*Directions*
Reproduce every line of the material below, but drop the pictures.

*Records for processing*
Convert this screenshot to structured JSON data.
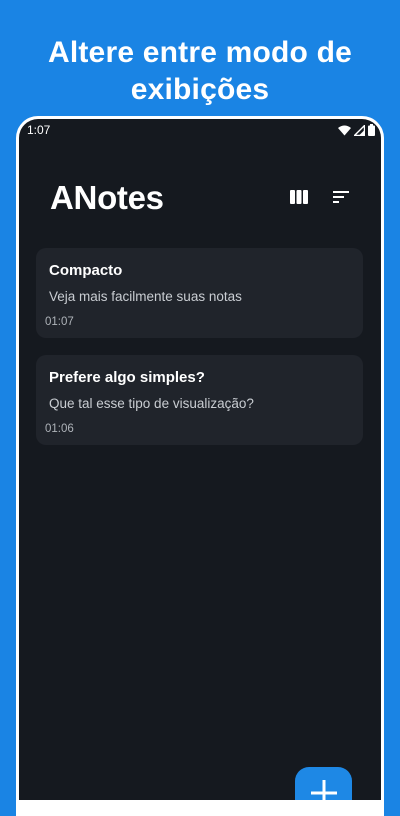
{
  "promo": {
    "headline_line1": "Altere entre modo de",
    "headline_line2": "exibições"
  },
  "status_bar": {
    "time": "1:07",
    "icons": [
      "wifi-icon",
      "cellular-signal-icon",
      "battery-icon"
    ]
  },
  "app": {
    "title": "ANotes",
    "toolbar_icons": [
      "view-mode-icon",
      "sort-icon"
    ]
  },
  "notes": [
    {
      "title": "Compacto",
      "body": "Veja mais facilmente suas notas",
      "time": "01:07"
    },
    {
      "title": "Prefere algo simples?",
      "body": "Que tal esse tipo de visualização?",
      "time": "01:06"
    }
  ],
  "fab": {
    "icon": "plus-icon"
  },
  "colors": {
    "promo_background": "#1A84E4",
    "screen_background": "#15191F",
    "card_background": "#20242B",
    "fab_background": "#1E88E5"
  }
}
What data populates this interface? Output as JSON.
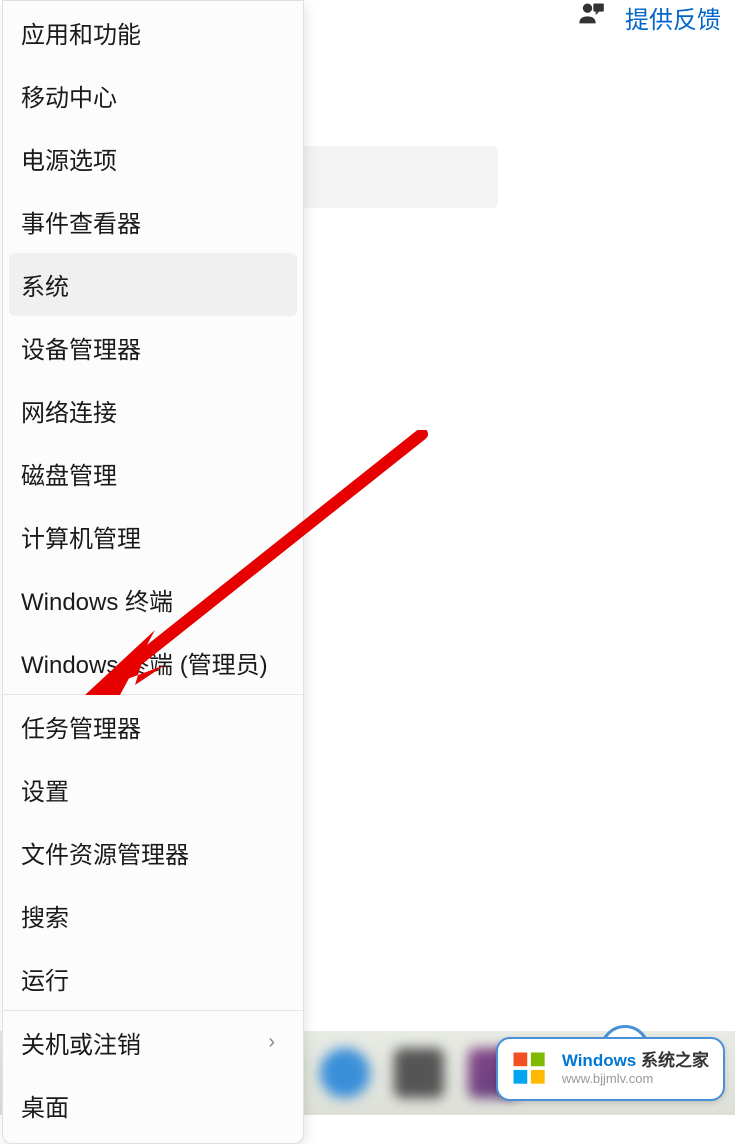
{
  "feedback": {
    "label": "提供反馈"
  },
  "menu": {
    "groups": [
      [
        {
          "key": "apps-features",
          "label": "应用和功能"
        },
        {
          "key": "mobility-center",
          "label": "移动中心"
        },
        {
          "key": "power-options",
          "label": "电源选项"
        },
        {
          "key": "event-viewer",
          "label": "事件查看器"
        },
        {
          "key": "system",
          "label": "系统",
          "hovered": true
        },
        {
          "key": "device-manager",
          "label": "设备管理器"
        },
        {
          "key": "network-connections",
          "label": "网络连接"
        },
        {
          "key": "disk-management",
          "label": "磁盘管理"
        },
        {
          "key": "computer-management",
          "label": "计算机管理"
        },
        {
          "key": "windows-terminal",
          "label": "Windows 终端"
        },
        {
          "key": "windows-terminal-admin",
          "label": "Windows 终端 (管理员)"
        }
      ],
      [
        {
          "key": "task-manager",
          "label": "任务管理器"
        },
        {
          "key": "settings",
          "label": "设置"
        },
        {
          "key": "file-explorer",
          "label": "文件资源管理器"
        },
        {
          "key": "search",
          "label": "搜索"
        },
        {
          "key": "run",
          "label": "运行"
        }
      ],
      [
        {
          "key": "shutdown-signout",
          "label": "关机或注销",
          "submenu": true
        },
        {
          "key": "desktop",
          "label": "桌面"
        }
      ]
    ]
  },
  "watermark": {
    "title_brand": "Windows",
    "title_suffix": " 系统之家",
    "url": "www.bjjmlv.com"
  },
  "annotation": {
    "arrow_color": "#e60000",
    "arrow_target": "settings"
  }
}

*Expected answer*
Convert this screenshot to structured JSON data.
{
  "promo": {
    "headline_line1": "Altere entre modo de",
    "headline_line2": "exibições"
  },
  "status_bar": {
    "time": "1:07",
    "icons": [
      "wifi-icon",
      "cellular-signal-icon",
      "battery-icon"
    ]
  },
  "app": {
    "title": "ANotes",
    "toolbar_icons": [
      "view-mode-icon",
      "sort-icon"
    ]
  },
  "notes": [
    {
      "title": "Compacto",
      "body": "Veja mais facilmente suas notas",
      "time": "01:07"
    },
    {
      "title": "Prefere algo simples?",
      "body": "Que tal esse tipo de visualização?",
      "time": "01:06"
    }
  ],
  "fab": {
    "icon": "plus-icon"
  },
  "colors": {
    "promo_background": "#1A84E4",
    "screen_background": "#15191F",
    "card_background": "#20242B",
    "fab_background": "#1E88E5"
  }
}
What data populates this interface? Output as JSON.
{
  "feedback": {
    "label": "提供反馈"
  },
  "menu": {
    "groups": [
      [
        {
          "key": "apps-features",
          "label": "应用和功能"
        },
        {
          "key": "mobility-center",
          "label": "移动中心"
        },
        {
          "key": "power-options",
          "label": "电源选项"
        },
        {
          "key": "event-viewer",
          "label": "事件查看器"
        },
        {
          "key": "system",
          "label": "系统",
          "hovered": true
        },
        {
          "key": "device-manager",
          "label": "设备管理器"
        },
        {
          "key": "network-connections",
          "label": "网络连接"
        },
        {
          "key": "disk-management",
          "label": "磁盘管理"
        },
        {
          "key": "computer-management",
          "label": "计算机管理"
        },
        {
          "key": "windows-terminal",
          "label": "Windows 终端"
        },
        {
          "key": "windows-terminal-admin",
          "label": "Windows 终端 (管理员)"
        }
      ],
      [
        {
          "key": "task-manager",
          "label": "任务管理器"
        },
        {
          "key": "settings",
          "label": "设置"
        },
        {
          "key": "file-explorer",
          "label": "文件资源管理器"
        },
        {
          "key": "search",
          "label": "搜索"
        },
        {
          "key": "run",
          "label": "运行"
        }
      ],
      [
        {
          "key": "shutdown-signout",
          "label": "关机或注销",
          "submenu": true
        },
        {
          "key": "desktop",
          "label": "桌面"
        }
      ]
    ]
  },
  "watermark": {
    "title_brand": "Windows",
    "title_suffix": " 系统之家",
    "url": "www.bjjmlv.com"
  },
  "annotation": {
    "arrow_color": "#e60000",
    "arrow_target": "settings"
  }
}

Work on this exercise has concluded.